THE RECORDS:
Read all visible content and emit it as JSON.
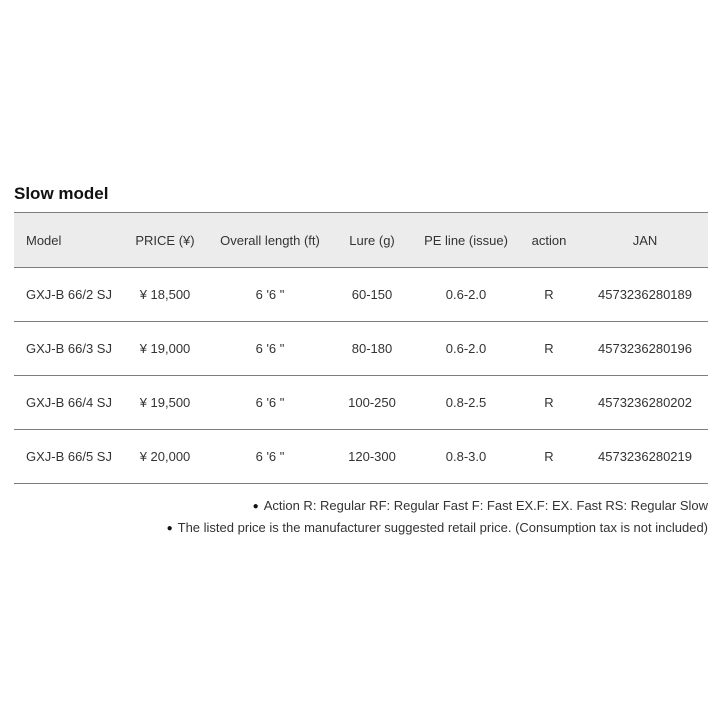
{
  "section": {
    "title": "Slow model"
  },
  "table": {
    "columns": [
      "Model",
      "PRICE (¥)",
      "Overall length (ft)",
      "Lure (g)",
      "PE line (issue)",
      "action",
      "JAN"
    ],
    "rows": [
      [
        "GXJ-B 66/2 SJ",
        "¥ 18,500",
        "6 '6 \"",
        "60-150",
        "0.6-2.0",
        "R",
        "4573236280189"
      ],
      [
        "GXJ-B 66/3 SJ",
        "¥ 19,000",
        "6 '6 \"",
        "80-180",
        "0.6-2.0",
        "R",
        "4573236280196"
      ],
      [
        "GXJ-B 66/4 SJ",
        "¥ 19,500",
        "6 '6 \"",
        "100-250",
        "0.8-2.5",
        "R",
        "4573236280202"
      ],
      [
        "GXJ-B 66/5 SJ",
        "¥ 20,000",
        "6 '6 \"",
        "120-300",
        "0.8-3.0",
        "R",
        "4573236280219"
      ]
    ]
  },
  "notes": [
    "Action R: Regular RF: Regular Fast F: Fast EX.F: EX. Fast RS: Regular Slow",
    "The listed price is the manufacturer suggested retail price. (Consumption tax is not included)"
  ],
  "icons": {
    "bullet": "●"
  },
  "colors": {
    "header_bg": "#ececec",
    "border": "#7d7d7d",
    "text": "#333333",
    "title": "#111111",
    "background": "#ffffff"
  }
}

INSTRUCTION: Output the records above exactly; leave out the pictures.

TASK OUTPUT:
Read all visible content and emit it as JSON.
{
  "section": {
    "title": "Slow model"
  },
  "table": {
    "columns": [
      "Model",
      "PRICE (¥)",
      "Overall length (ft)",
      "Lure (g)",
      "PE line (issue)",
      "action",
      "JAN"
    ],
    "rows": [
      [
        "GXJ-B 66/2 SJ",
        "¥ 18,500",
        "6 '6 \"",
        "60-150",
        "0.6-2.0",
        "R",
        "4573236280189"
      ],
      [
        "GXJ-B 66/3 SJ",
        "¥ 19,000",
        "6 '6 \"",
        "80-180",
        "0.6-2.0",
        "R",
        "4573236280196"
      ],
      [
        "GXJ-B 66/4 SJ",
        "¥ 19,500",
        "6 '6 \"",
        "100-250",
        "0.8-2.5",
        "R",
        "4573236280202"
      ],
      [
        "GXJ-B 66/5 SJ",
        "¥ 20,000",
        "6 '6 \"",
        "120-300",
        "0.8-3.0",
        "R",
        "4573236280219"
      ]
    ]
  },
  "notes": [
    "Action R: Regular RF: Regular Fast F: Fast EX.F: EX. Fast RS: Regular Slow",
    "The listed price is the manufacturer suggested retail price. (Consumption tax is not included)"
  ],
  "icons": {
    "bullet": "●"
  },
  "colors": {
    "header_bg": "#ececec",
    "border": "#7d7d7d",
    "text": "#333333",
    "title": "#111111",
    "background": "#ffffff"
  }
}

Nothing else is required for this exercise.